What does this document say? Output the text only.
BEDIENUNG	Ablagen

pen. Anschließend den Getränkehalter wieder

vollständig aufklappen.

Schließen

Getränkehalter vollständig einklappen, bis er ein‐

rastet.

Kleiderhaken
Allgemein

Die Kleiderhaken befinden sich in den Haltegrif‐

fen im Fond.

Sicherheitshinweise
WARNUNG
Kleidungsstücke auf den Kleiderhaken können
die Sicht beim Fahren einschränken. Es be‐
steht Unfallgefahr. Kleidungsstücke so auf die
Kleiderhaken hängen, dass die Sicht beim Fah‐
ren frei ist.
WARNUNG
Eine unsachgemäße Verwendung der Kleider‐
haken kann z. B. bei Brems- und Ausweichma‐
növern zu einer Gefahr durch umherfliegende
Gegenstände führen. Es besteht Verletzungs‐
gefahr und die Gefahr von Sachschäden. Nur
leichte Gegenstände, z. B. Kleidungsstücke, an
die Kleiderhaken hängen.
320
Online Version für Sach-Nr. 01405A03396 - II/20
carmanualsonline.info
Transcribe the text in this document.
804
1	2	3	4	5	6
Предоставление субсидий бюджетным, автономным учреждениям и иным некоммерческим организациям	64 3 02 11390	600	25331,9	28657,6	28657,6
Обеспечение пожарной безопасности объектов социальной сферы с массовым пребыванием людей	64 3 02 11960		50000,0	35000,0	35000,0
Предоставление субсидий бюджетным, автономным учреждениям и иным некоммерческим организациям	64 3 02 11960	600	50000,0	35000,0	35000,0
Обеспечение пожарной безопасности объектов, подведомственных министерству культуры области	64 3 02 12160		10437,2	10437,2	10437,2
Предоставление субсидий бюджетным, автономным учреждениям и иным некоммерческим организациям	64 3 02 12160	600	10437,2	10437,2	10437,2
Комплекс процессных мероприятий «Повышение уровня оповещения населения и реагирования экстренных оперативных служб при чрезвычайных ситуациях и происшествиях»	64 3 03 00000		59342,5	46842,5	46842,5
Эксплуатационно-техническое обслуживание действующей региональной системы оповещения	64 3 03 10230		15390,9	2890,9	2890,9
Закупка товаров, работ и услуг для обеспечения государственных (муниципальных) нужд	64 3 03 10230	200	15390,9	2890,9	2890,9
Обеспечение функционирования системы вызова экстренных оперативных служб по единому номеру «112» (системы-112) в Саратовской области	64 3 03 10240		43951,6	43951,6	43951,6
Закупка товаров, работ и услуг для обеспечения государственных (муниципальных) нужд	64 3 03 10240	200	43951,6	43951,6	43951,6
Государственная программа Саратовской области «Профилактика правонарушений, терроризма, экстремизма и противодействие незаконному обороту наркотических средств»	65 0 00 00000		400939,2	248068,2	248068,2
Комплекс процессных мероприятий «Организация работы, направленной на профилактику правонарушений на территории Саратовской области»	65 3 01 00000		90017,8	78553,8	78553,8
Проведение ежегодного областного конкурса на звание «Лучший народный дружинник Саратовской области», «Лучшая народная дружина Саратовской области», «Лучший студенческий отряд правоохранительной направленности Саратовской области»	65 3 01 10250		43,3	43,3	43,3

☆ ☆ ☆ ☆ ☆ ☆ ☆

■ **REQUEST**
Copy each line of the preceding data that contains the string "this".

■ **FULL RESPONSE**
What does this document say? Output the text only.
Transcribe the text in this document.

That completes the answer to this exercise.